Page excerpt »
Your proxy should learn which bitrates are available for a given video by parsing the manifest file (the “.f4m” initially requested at the beginning of the stream). The manifest is encoded in XML; each encoding of the video is described by a <media> element, whose bitrate attribute you should find.

Your proxy replaces each chunk request with a request for the same chunk at the selected bitrate (in Kbps) by modifying the HTTP request’s Request-URI. Video chunk URIs are structured as follows:

/path/to/video/<bitrate>Seq<num>-Frag<num>

For example, suppose the player requests a chunk that corresponds to fragment 3 of sequence 2 of the video Big Buck Bunny at 500 Kbps:

/path/to/video/500Seg2-Frag3

To switch to a higher bitrate, e.g., 1000 Kbps, the proxy should modify the URI like this:

/path/to/video/1000Seg2-Frag3

IMPORTANT: When the video player requests big buck bunny.f4m, you should instead return big buck bunny nolist.f4m. This file does not list the available bitrates, preventing the video player from attempting its own bitrate adaptation. You proxy should, however, fetch big buck bunny.f4m for itself (i.e., don’t return it to the client) so you can parse the list of available encodings as described above.

2.2.3         Logging
We require that your proxy create a log of its activity in a very particular format. After each request, it should append the following line to the log:

<time> <duration> <tput> <avg-tput> <bitrate> <server-ip> <chunkname> time The current time in seconds since the epoch.

duration A floating point number representing the number of seconds it took to download this chunk from the server to the proxy.

tput The throughput you measured for the current chunk in Kbps. avg-tput Your current EWMA throughput estimate in Kbps. bitrate The bitrate your proxy requested for this chunk in Kbps.

server-ip The IP address of the server to which the proxy forwarded this request.

chunkname The name of the file your proxy requested from the server (that is, the modified file name in the modified HTTP GET message).

2.2.4         Running the Proxy
By running make in the root of your submission directory, we should be able to create an executable called proxy, which should be invoked as follows, even if not all arguments are functional at the first checkpoint:

./proxy <log> <alpha> <listen-port> <fake-ip> <dns-ip> <dns-port>

[<www-ip>]

log The file path to which you should log the messages described in §2.2.3.

alpha A float in the range [0, 1]. Uses this as the coefficient in your EWMA throughput estimate (Equation 1).

listen-port The TCP port your proxy should listen on for accepting connections from your browser.

fake-ip Your proxy should bind to this IP address for outbound connections to the web servers. You should not bind your browser listen socket to this IP address — bind that socket to INADDR ANY.

Written tasks »
a - Reproduce the proxy excerpt word for word, everything from "tput The throughput" down to "forwarded this request.".
b - According to the proxy excerpt, why should the proxy return big buck bunny nolist.f4m when the video player requests big buck bunny.f4m?
c - In the proxy excerpt, which address should the browser listen socket be bound to?

Source data »
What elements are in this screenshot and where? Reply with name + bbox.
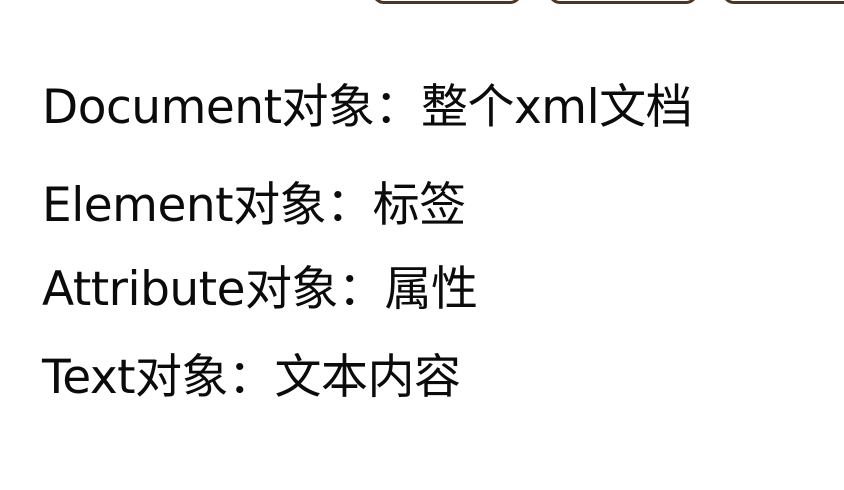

Answers in order »
a -
tput The throughput you measured for the current chunk in Kbps. avg-tput Your current EWMA throughput estimate in Kbps. bitrate The bitrate your proxy requested for this chunk in Kbps.

server-ip The IP address of the server to which the proxy forwarded this request.

b - The nolist file does not list the available bitrates, so the video player cannot attempt its own bitrate adaptation. The proxy still fetches big buck bunny.f4m for itself so it can parse the list of available encodings.

c - INADDR ANY